Drop all images and give the records again exactly.

_Input material_
======

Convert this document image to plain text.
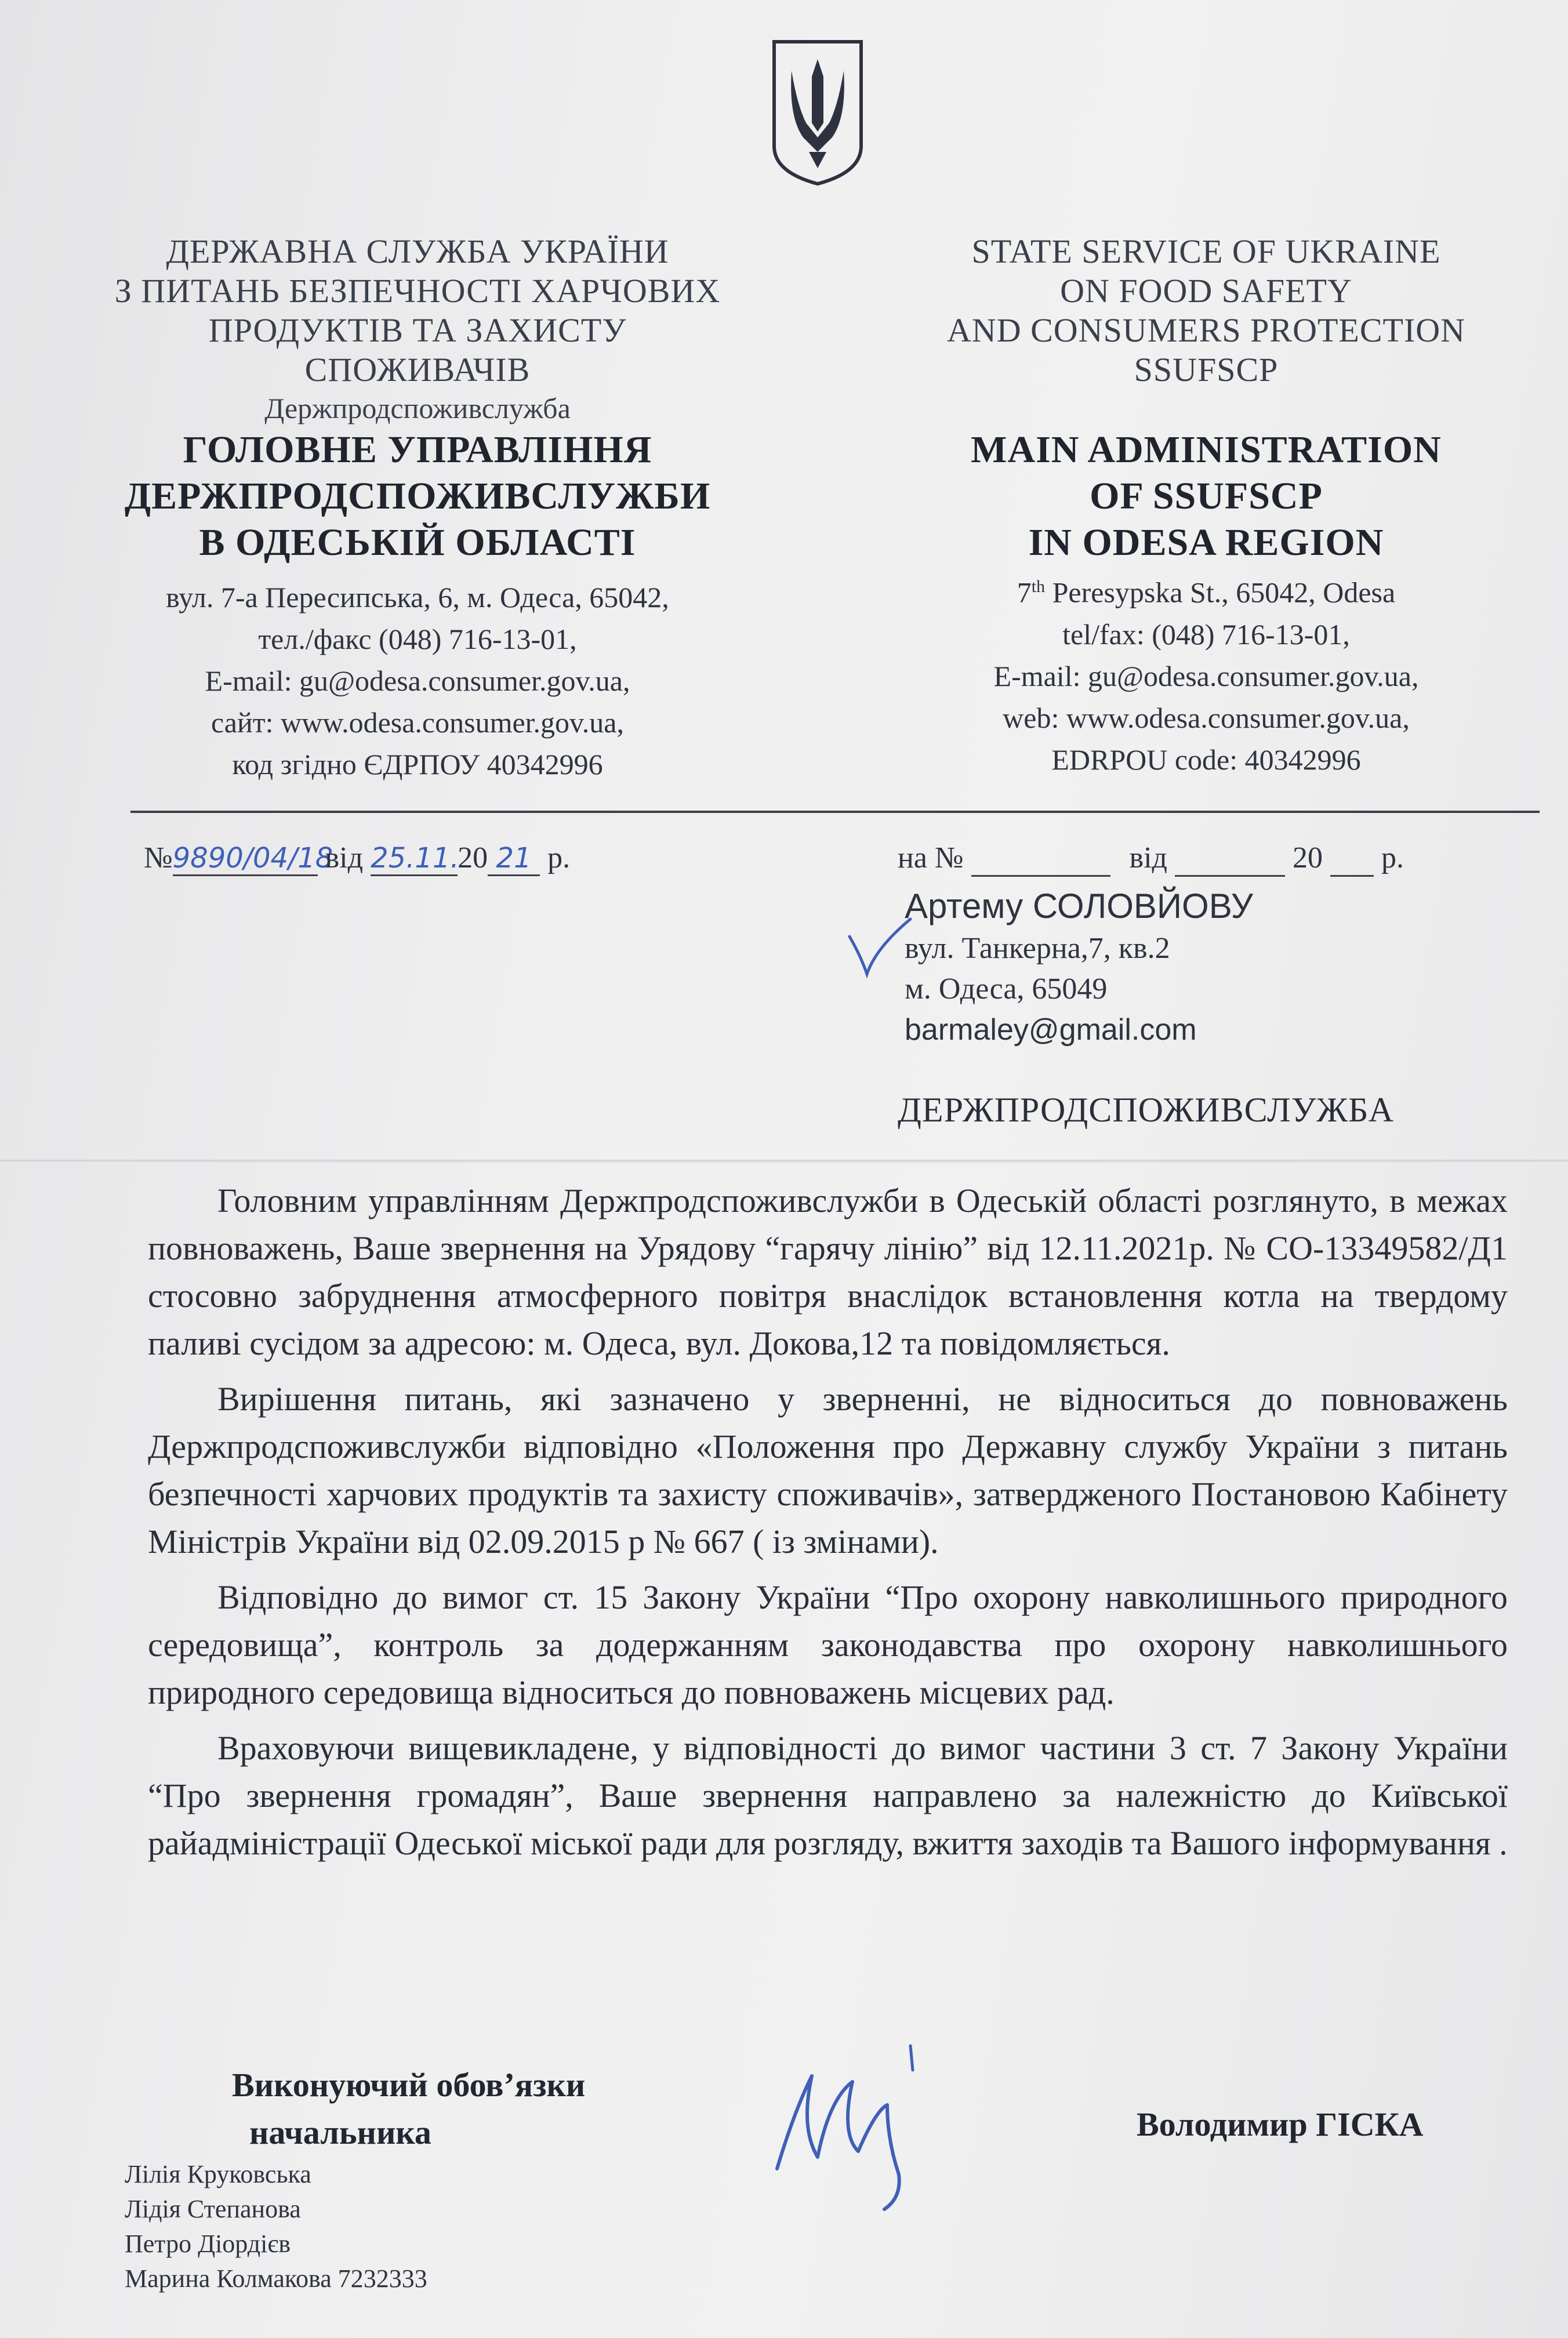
ДЕРЖАВНА СЛУЖБА УКРАЇНИ
З ПИТАНЬ БЕЗПЕЧНОСТІ ХАРЧОВИХ
ПРОДУКТІВ ТА ЗАХИСТУ
СПОЖИВАЧІВ
Держпродспоживслужба
ГОЛОВНЕ УПРАВЛІННЯ
ДЕРЖПРОДСПОЖИВСЛУЖБИ
В ОДЕСЬКІЙ ОБЛАСТІ
вул. 7-а Пересипська, 6, м. Одеса, 65042,
тел./факс (048) 716-13-01,
E-mail: gu@odesa.consumer.gov.ua,
сайт: www.odesa.consumer.gov.ua,
код згідно ЄДРПОУ 40342996
STATE SERVICE OF UKRAINE
ON FOOD SAFETY
AND CONSUMERS PROTECTION
SSUFSCP
MAIN ADMINISTRATION
OF SSUFSCP
IN ODESA REGION
7th Peresypska St., 65042, Odesa
tel/fax: (048) 716-13-01,
E-mail: gu@odesa.consumer.gov.ua,
web: www.odesa.consumer.gov.ua,
EDRPOU code: 40342996
№9890/04/18 від 25.11.20 21 р.	на №	від	20 р.
Артему СОЛОВЙОВУ
вул. Танкерна,7, кв.2
м. Одеса, 65049
barmaley@gmail.com
ДЕРЖПРОДСПОЖИВСЛУЖБА

Головним управлінням Держпродспоживслужби в Одеській області розглянуто, в межах повноважень, Ваше звернення на Урядову “гарячу лінію” від 12.11.2021р. № СО-13349582/Д1 стосовно забруднення атмосферного повітря внаслідок встановлення котла на твердому паливі сусідом за адресою: м. Одеса, вул. Докова,12 та повідомляється.

Вирішення питань, які зазначено у зверненні, не відноситься до повноважень Держпродспоживслужби відповідно «Положення про Державну службу України з питань безпечності харчових продуктів та захисту споживачів», затвердженого Постановою Кабінету Міністрів України від 02.09.2015 р № 667 ( із змінами).

Відповідно до вимог ст. 15 Закону України “Про охорону навколишнього природного середовища”, контроль за додержанням законодавства про охорону навколишнього природного середовища відноситься до повноважень місцевих рад.

Враховуючи вищевикладене, у відповідності до вимог частини 3 ст. 7 Закону України “Про звернення громадян”, Ваше звернення направлено за належністю до Київської райадміністрації Одеської міської ради для розгляду, вжиття заходів та Вашого інформування .

Виконуючий обов’язки
начальника	Володимир ГІСКА
Лілія Круковська
Лідія Степанова
Петро Діордієв
Марина Колмакова 7232333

======

_Answer to this task_
Convert this document image to plain text.
ДЕРЖАВНА СЛУЖБА УКРАЇНИ
З ПИТАНЬ БЕЗПЕЧНОСТІ ХАРЧОВИХ
ПРОДУКТІВ ТА ЗАХИСТУ
СПОЖИВАЧІВ
Держпродспоживслужба
ГОЛОВНЕ УПРАВЛІННЯ
ДЕРЖПРОДСПОЖИВСЛУЖБИ
В ОДЕСЬКІЙ ОБЛАСТІ
вул. 7-а Пересипська, 6, м. Одеса, 65042,
тел./факс (048) 716-13-01,
E-mail: gu@odesa.consumer.gov.ua,
сайт: www.odesa.consumer.gov.ua,
код згідно ЄДРПОУ 40342996
STATE SERVICE OF UKRAINE
ON FOOD SAFETY
AND CONSUMERS PROTECTION
SSUFSCP
MAIN ADMINISTRATION
OF SSUFSCP
IN ODESA REGION
7th Peresypska St., 65042, Odesa
tel/fax: (048) 716-13-01,
E-mail: gu@odesa.consumer.gov.ua,
web: www.odesa.consumer.gov.ua,
EDRPOU code: 40342996
№9890/04/18 від 25.11.20 21 р.	на №	від	20 р.
Артему СОЛОВЙОВУ
вул. Танкерна,7, кв.2
м. Одеса, 65049
barmaley@gmail.com
ДЕРЖПРОДСПОЖИВСЛУЖБА

Головним управлінням Держпродспоживслужби в Одеській області розглянуто, в межах повноважень, Ваше звернення на Урядову “гарячу лінію” від 12.11.2021р. № СО-13349582/Д1 стосовно забруднення атмосферного повітря внаслідок встановлення котла на твердому паливі сусідом за адресою: м. Одеса, вул. Докова,12 та повідомляється.

Вирішення питань, які зазначено у зверненні, не відноситься до повноважень Держпродспоживслужби відповідно «Положення про Державну службу України з питань безпечності харчових продуктів та захисту споживачів», затвердженого Постановою Кабінету Міністрів України від 02.09.2015 р № 667 ( із змінами).

Відповідно до вимог ст. 15 Закону України “Про охорону навколишнього природного середовища”, контроль за додержанням законодавства про охорону навколишнього природного середовища відноситься до повноважень місцевих рад.

Враховуючи вищевикладене, у відповідності до вимог частини 3 ст. 7 Закону України “Про звернення громадян”, Ваше звернення направлено за належністю до Київської райадміністрації Одеської міської ради для розгляду, вжиття заходів та Вашого інформування .

Виконуючий обов’язки
начальника	Володимир ГІСКА
Лілія Круковська
Лідія Степанова
Петро Діордієв
Марина Колмакова 7232333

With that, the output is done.